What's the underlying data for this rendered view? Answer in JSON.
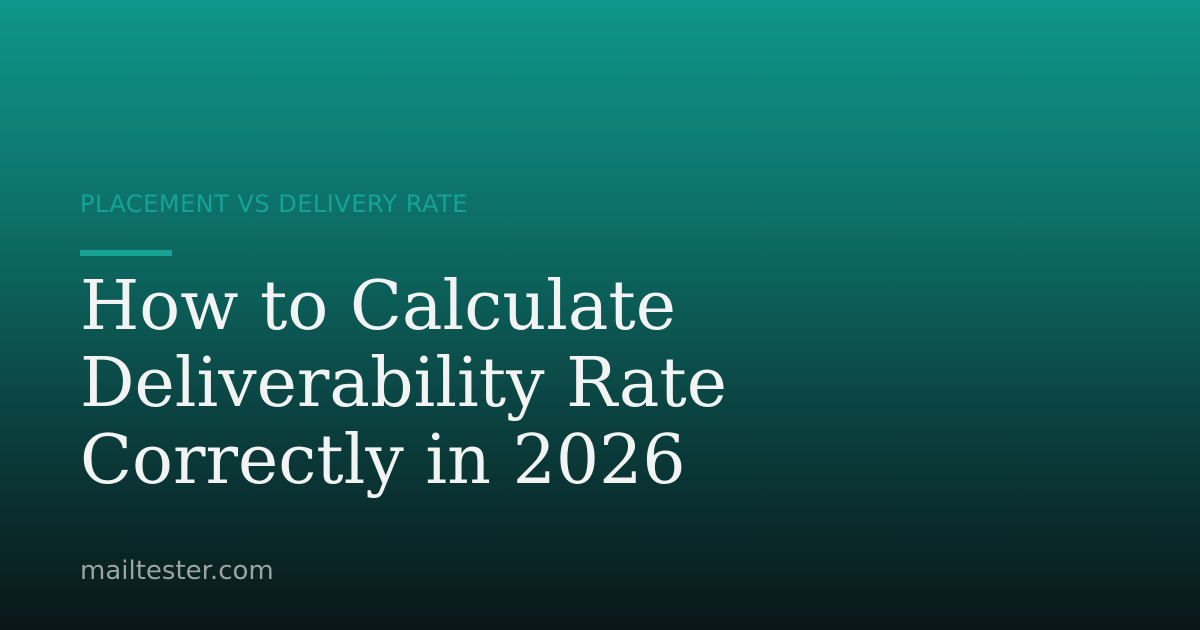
{
  "kicker": "PLACEMENT VS DELIVERY RATE",
  "title": {
    "lines": [
      "How to Calculate",
      "Deliverability Rate",
      "Correctly in 2026"
    ]
  },
  "footer": "mailtester.com"
}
◆ ◆ ◆ ◆ ◆ ◆ ◆
## TASK INSTRUCTIONS
Repeat all of the entries word for word, but omit the pictures.

## THE ANSWER
What's the underlying data for this rendered view? Answer in JSON.
{
  "kicker": "PLACEMENT VS DELIVERY RATE",
  "title": {
    "lines": [
      "How to Calculate",
      "Deliverability Rate",
      "Correctly in 2026"
    ]
  },
  "footer": "mailtester.com"
}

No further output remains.